#### Your task:
Reproduce every entry below precisely. Pictures are excluded from the copy.

#### Record excerpts:
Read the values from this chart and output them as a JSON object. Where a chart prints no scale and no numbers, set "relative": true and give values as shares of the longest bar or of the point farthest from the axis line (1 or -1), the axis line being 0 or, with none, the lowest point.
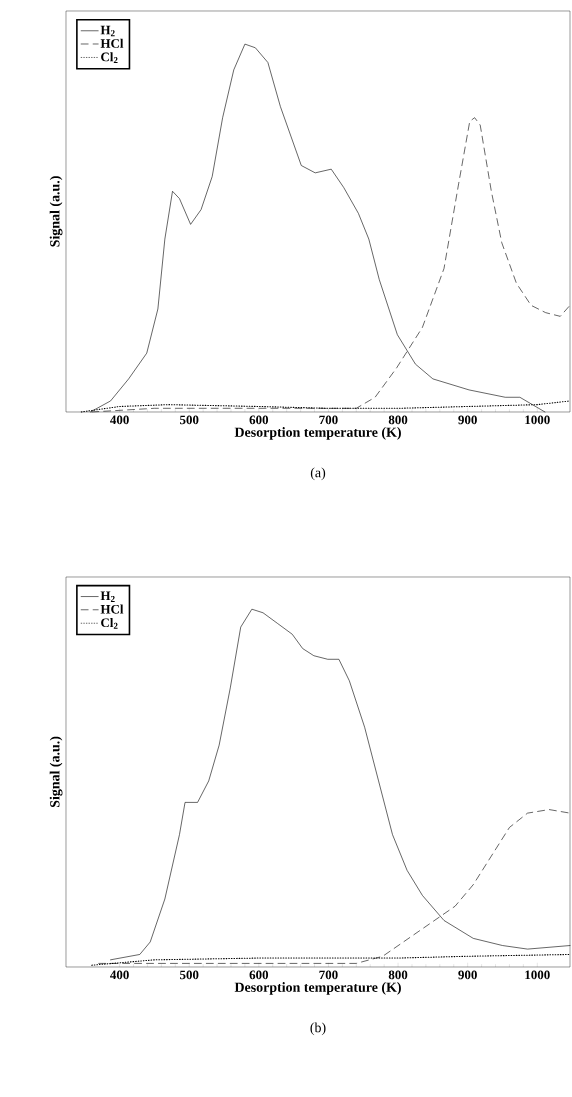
{
  "chart_data": [
    {
      "type": "line",
      "relative": true,
      "xlabel": "Desorption temperature (K)",
      "ylabel": "Signal (a.u.)",
      "xlim": [
        323,
        1047
      ],
      "xticks": [
        400,
        500,
        600,
        700,
        800,
        900,
        1000
      ],
      "legend": "top left",
      "annotations": [
        "(a)"
      ],
      "series": [
        {
          "name": "H$_{2}$",
          "color": "#000000",
          "line_style": "solid",
          "x": [
            358,
            387,
            413,
            439,
            455,
            465,
            476,
            486,
            502,
            517,
            533,
            548,
            564,
            580,
            595,
            613,
            631,
            646,
            661,
            681,
            704,
            722,
            743,
            758,
            773,
            799,
            825,
            850,
            902,
            954,
            975,
            993,
            1011
          ],
          "values": [
            0.0,
            0.03,
            0.09,
            0.16,
            0.28,
            0.47,
            0.6,
            0.58,
            0.51,
            0.55,
            0.64,
            0.8,
            0.93,
            1.0,
            0.99,
            0.95,
            0.83,
            0.75,
            0.67,
            0.65,
            0.66,
            0.61,
            0.54,
            0.47,
            0.36,
            0.21,
            0.13,
            0.09,
            0.06,
            0.04,
            0.04,
            0.02,
            0.0
          ]
        },
        {
          "name": "HCl",
          "color": "#000000",
          "line_style": "dashed",
          "x": [
            360,
            450,
            600,
            740,
            767,
            798,
            835,
            866,
            887,
            903,
            910,
            918,
            934,
            949,
            970,
            991,
            1012,
            1033,
            1047
          ],
          "values": [
            0.0,
            0.01,
            0.01,
            0.01,
            0.04,
            0.12,
            0.23,
            0.39,
            0.62,
            0.79,
            0.8,
            0.78,
            0.6,
            0.46,
            0.35,
            0.29,
            0.27,
            0.26,
            0.29
          ]
        },
        {
          "name": "Cl$_{2}$",
          "color": "#000000",
          "line_style": "dotted",
          "x": [
            345,
            400,
            470,
            600,
            700,
            800,
            900,
            1000,
            1047
          ],
          "values": [
            0.0,
            0.015,
            0.02,
            0.015,
            0.01,
            0.01,
            0.015,
            0.02,
            0.03
          ]
        }
      ]
    },
    {
      "type": "line",
      "relative": true,
      "xlabel": "Desorption temperature (K)",
      "ylabel": "Signal (a.u.)",
      "xlim": [
        323,
        1047
      ],
      "xticks": [
        400,
        500,
        600,
        700,
        800,
        900,
        1000
      ],
      "legend": "top left",
      "annotations": [
        "(b)"
      ],
      "series": [
        {
          "name": "H$_{2}$",
          "color": "#000000",
          "line_style": "solid",
          "x": [
            387,
            429,
            444,
            465,
            486,
            494,
            512,
            528,
            543,
            559,
            574,
            590,
            606,
            627,
            648,
            663,
            679,
            699,
            715,
            730,
            752,
            772,
            792,
            813,
            835,
            866,
            908,
            950,
            986,
            1047
          ],
          "values": [
            0.02,
            0.035,
            0.07,
            0.19,
            0.37,
            0.46,
            0.46,
            0.52,
            0.62,
            0.78,
            0.95,
            1.0,
            0.99,
            0.96,
            0.93,
            0.89,
            0.87,
            0.86,
            0.86,
            0.8,
            0.67,
            0.52,
            0.37,
            0.27,
            0.2,
            0.13,
            0.08,
            0.06,
            0.05,
            0.06
          ]
        },
        {
          "name": "HCl",
          "color": "#000000",
          "line_style": "dashed",
          "x": [
            370,
            450,
            600,
            740,
            778,
            830,
            882,
            908,
            934,
            960,
            986,
            1017,
            1047
          ],
          "values": [
            0.01,
            0.01,
            0.01,
            0.01,
            0.03,
            0.1,
            0.17,
            0.23,
            0.31,
            0.39,
            0.43,
            0.44,
            0.43
          ]
        },
        {
          "name": "Cl$_{2}$",
          "color": "#000000",
          "line_style": "dotted",
          "x": [
            360,
            450,
            600,
            800,
            900,
            1047
          ],
          "values": [
            0.005,
            0.02,
            0.025,
            0.025,
            0.03,
            0.035
          ]
        }
      ]
    }
  ]
}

#### Expected output:
Read the values from this chart and output them as a JSON object. Where a chart prints no scale and no numbers, set "relative": true and give values as shares of the longest bar or of the point farthest from the axis line (1 or -1), the axis line being 0 or, with none, the lowest point.
{
  "chart_data": [
    {
      "type": "line",
      "relative": true,
      "xlabel": "Desorption temperature (K)",
      "ylabel": "Signal (a.u.)",
      "xlim": [
        323,
        1047
      ],
      "xticks": [
        400,
        500,
        600,
        700,
        800,
        900,
        1000
      ],
      "legend": "top left",
      "annotations": [
        "(a)"
      ],
      "series": [
        {
          "name": "H$_{2}$",
          "color": "#000000",
          "line_style": "solid",
          "x": [
            358,
            387,
            413,
            439,
            455,
            465,
            476,
            486,
            502,
            517,
            533,
            548,
            564,
            580,
            595,
            613,
            631,
            646,
            661,
            681,
            704,
            722,
            743,
            758,
            773,
            799,
            825,
            850,
            902,
            954,
            975,
            993,
            1011
          ],
          "values": [
            0.0,
            0.03,
            0.09,
            0.16,
            0.28,
            0.47,
            0.6,
            0.58,
            0.51,
            0.55,
            0.64,
            0.8,
            0.93,
            1.0,
            0.99,
            0.95,
            0.83,
            0.75,
            0.67,
            0.65,
            0.66,
            0.61,
            0.54,
            0.47,
            0.36,
            0.21,
            0.13,
            0.09,
            0.06,
            0.04,
            0.04,
            0.02,
            0.0
          ]
        },
        {
          "name": "HCl",
          "color": "#000000",
          "line_style": "dashed",
          "x": [
            360,
            450,
            600,
            740,
            767,
            798,
            835,
            866,
            887,
            903,
            910,
            918,
            934,
            949,
            970,
            991,
            1012,
            1033,
            1047
          ],
          "values": [
            0.0,
            0.01,
            0.01,
            0.01,
            0.04,
            0.12,
            0.23,
            0.39,
            0.62,
            0.79,
            0.8,
            0.78,
            0.6,
            0.46,
            0.35,
            0.29,
            0.27,
            0.26,
            0.29
          ]
        },
        {
          "name": "Cl$_{2}$",
          "color": "#000000",
          "line_style": "dotted",
          "x": [
            345,
            400,
            470,
            600,
            700,
            800,
            900,
            1000,
            1047
          ],
          "values": [
            0.0,
            0.015,
            0.02,
            0.015,
            0.01,
            0.01,
            0.015,
            0.02,
            0.03
          ]
        }
      ]
    },
    {
      "type": "line",
      "relative": true,
      "xlabel": "Desorption temperature (K)",
      "ylabel": "Signal (a.u.)",
      "xlim": [
        323,
        1047
      ],
      "xticks": [
        400,
        500,
        600,
        700,
        800,
        900,
        1000
      ],
      "legend": "top left",
      "annotations": [
        "(b)"
      ],
      "series": [
        {
          "name": "H$_{2}$",
          "color": "#000000",
          "line_style": "solid",
          "x": [
            387,
            429,
            444,
            465,
            486,
            494,
            512,
            528,
            543,
            559,
            574,
            590,
            606,
            627,
            648,
            663,
            679,
            699,
            715,
            730,
            752,
            772,
            792,
            813,
            835,
            866,
            908,
            950,
            986,
            1047
          ],
          "values": [
            0.02,
            0.035,
            0.07,
            0.19,
            0.37,
            0.46,
            0.46,
            0.52,
            0.62,
            0.78,
            0.95,
            1.0,
            0.99,
            0.96,
            0.93,
            0.89,
            0.87,
            0.86,
            0.86,
            0.8,
            0.67,
            0.52,
            0.37,
            0.27,
            0.2,
            0.13,
            0.08,
            0.06,
            0.05,
            0.06
          ]
        },
        {
          "name": "HCl",
          "color": "#000000",
          "line_style": "dashed",
          "x": [
            370,
            450,
            600,
            740,
            778,
            830,
            882,
            908,
            934,
            960,
            986,
            1017,
            1047
          ],
          "values": [
            0.01,
            0.01,
            0.01,
            0.01,
            0.03,
            0.1,
            0.17,
            0.23,
            0.31,
            0.39,
            0.43,
            0.44,
            0.43
          ]
        },
        {
          "name": "Cl$_{2}$",
          "color": "#000000",
          "line_style": "dotted",
          "x": [
            360,
            450,
            600,
            800,
            900,
            1047
          ],
          "values": [
            0.005,
            0.02,
            0.025,
            0.025,
            0.03,
            0.035
          ]
        }
      ]
    }
  ]
}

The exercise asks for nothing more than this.